▶ **Problem details**: Quote the whole listing verbatim.

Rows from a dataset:
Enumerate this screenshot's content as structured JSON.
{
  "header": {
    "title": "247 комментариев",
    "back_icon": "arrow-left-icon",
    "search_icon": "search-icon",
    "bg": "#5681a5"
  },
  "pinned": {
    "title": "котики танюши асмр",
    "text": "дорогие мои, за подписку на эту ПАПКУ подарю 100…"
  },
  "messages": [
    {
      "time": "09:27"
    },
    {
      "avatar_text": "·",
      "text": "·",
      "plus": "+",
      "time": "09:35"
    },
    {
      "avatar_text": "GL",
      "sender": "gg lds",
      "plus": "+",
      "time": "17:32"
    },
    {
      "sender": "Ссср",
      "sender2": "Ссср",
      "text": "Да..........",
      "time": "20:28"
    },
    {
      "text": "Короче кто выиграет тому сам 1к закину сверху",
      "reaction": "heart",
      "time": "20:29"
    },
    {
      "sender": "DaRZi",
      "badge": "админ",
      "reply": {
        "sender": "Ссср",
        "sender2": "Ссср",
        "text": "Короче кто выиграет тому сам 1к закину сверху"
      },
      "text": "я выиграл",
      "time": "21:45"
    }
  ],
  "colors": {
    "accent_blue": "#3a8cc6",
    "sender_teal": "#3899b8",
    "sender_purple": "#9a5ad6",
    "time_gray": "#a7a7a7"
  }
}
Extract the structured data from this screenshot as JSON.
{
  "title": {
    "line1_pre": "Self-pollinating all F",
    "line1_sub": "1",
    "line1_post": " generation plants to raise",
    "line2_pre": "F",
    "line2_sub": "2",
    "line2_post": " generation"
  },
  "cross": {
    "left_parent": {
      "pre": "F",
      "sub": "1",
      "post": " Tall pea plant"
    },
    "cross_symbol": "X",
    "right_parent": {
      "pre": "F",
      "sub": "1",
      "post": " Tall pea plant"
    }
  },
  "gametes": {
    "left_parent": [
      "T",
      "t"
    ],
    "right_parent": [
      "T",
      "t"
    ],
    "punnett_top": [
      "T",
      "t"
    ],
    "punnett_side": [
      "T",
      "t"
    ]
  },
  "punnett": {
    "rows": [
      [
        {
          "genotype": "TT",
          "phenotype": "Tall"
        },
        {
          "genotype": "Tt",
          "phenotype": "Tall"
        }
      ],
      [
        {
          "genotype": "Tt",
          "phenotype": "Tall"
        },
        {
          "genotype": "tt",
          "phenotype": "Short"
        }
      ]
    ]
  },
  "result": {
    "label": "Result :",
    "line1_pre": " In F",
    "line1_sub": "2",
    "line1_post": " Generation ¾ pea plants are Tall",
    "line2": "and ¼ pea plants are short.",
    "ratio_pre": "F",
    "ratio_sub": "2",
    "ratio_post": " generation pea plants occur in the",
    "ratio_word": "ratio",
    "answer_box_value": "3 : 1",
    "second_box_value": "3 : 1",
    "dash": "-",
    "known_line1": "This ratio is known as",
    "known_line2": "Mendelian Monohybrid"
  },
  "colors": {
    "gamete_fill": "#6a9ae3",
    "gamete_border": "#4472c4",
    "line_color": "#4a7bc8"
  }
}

▶ **Result**:
Enumerate this screenshot's content as structured JSON.
{
  "header": {
    "title": "247 комментариев",
    "back_icon": "arrow-left-icon",
    "search_icon": "search-icon",
    "bg": "#5681a5"
  },
  "pinned": {
    "title": "котики танюши асмр",
    "text": "дорогие мои, за подписку на эту ПАПКУ подарю 100…"
  },
  "messages": [
    {
      "time": "09:27"
    },
    {
      "avatar_text": "·",
      "text": "·",
      "plus": "+",
      "time": "09:35"
    },
    {
      "avatar_text": "GL",
      "sender": "gg lds",
      "plus": "+",
      "time": "17:32"
    },
    {
      "sender": "Ссср",
      "sender2": "Ссср",
      "text": "Да..........",
      "time": "20:28"
    },
    {
      "text": "Короче кто выиграет тому сам 1к закину сверху",
      "reaction": "heart",
      "time": "20:29"
    },
    {
      "sender": "DaRZi",
      "badge": "админ",
      "reply": {
        "sender": "Ссср",
        "sender2": "Ссср",
        "text": "Короче кто выиграет тому сам 1к закину сверху"
      },
      "text": "я выиграл",
      "time": "21:45"
    }
  ],
  "colors": {
    "accent_blue": "#3a8cc6",
    "sender_teal": "#3899b8",
    "sender_purple": "#9a5ad6",
    "time_gray": "#a7a7a7"
  }
}
Extract the structured data from this screenshot as JSON.
{
  "title": {
    "line1_pre": "Self-pollinating all F",
    "line1_sub": "1",
    "line1_post": " generation plants to raise",
    "line2_pre": "F",
    "line2_sub": "2",
    "line2_post": " generation"
  },
  "cross": {
    "left_parent": {
      "pre": "F",
      "sub": "1",
      "post": " Tall pea plant"
    },
    "cross_symbol": "X",
    "right_parent": {
      "pre": "F",
      "sub": "1",
      "post": " Tall pea plant"
    }
  },
  "gametes": {
    "left_parent": [
      "T",
      "t"
    ],
    "right_parent": [
      "T",
      "t"
    ],
    "punnett_top": [
      "T",
      "t"
    ],
    "punnett_side": [
      "T",
      "t"
    ]
  },
  "punnett": {
    "rows": [
      [
        {
          "genotype": "TT",
          "phenotype": "Tall"
        },
        {
          "genotype": "Tt",
          "phenotype": "Tall"
        }
      ],
      [
        {
          "genotype": "Tt",
          "phenotype": "Tall"
        },
        {
          "genotype": "tt",
          "phenotype": "Short"
        }
      ]
    ]
  },
  "result": {
    "label": "Result :",
    "line1_pre": " In F",
    "line1_sub": "2",
    "line1_post": " Generation ¾ pea plants are Tall",
    "line2": "and ¼ pea plants are short.",
    "ratio_pre": "F",
    "ratio_sub": "2",
    "ratio_post": " generation pea plants occur in the",
    "ratio_word": "ratio",
    "answer_box_value": "3 : 1",
    "second_box_value": "3 : 1",
    "dash": "-",
    "known_line1": "This ratio is known as",
    "known_line2": "Mendelian Monohybrid"
  },
  "colors": {
    "gamete_fill": "#6a9ae3",
    "gamete_border": "#4472c4",
    "line_color": "#4a7bc8"
  }
}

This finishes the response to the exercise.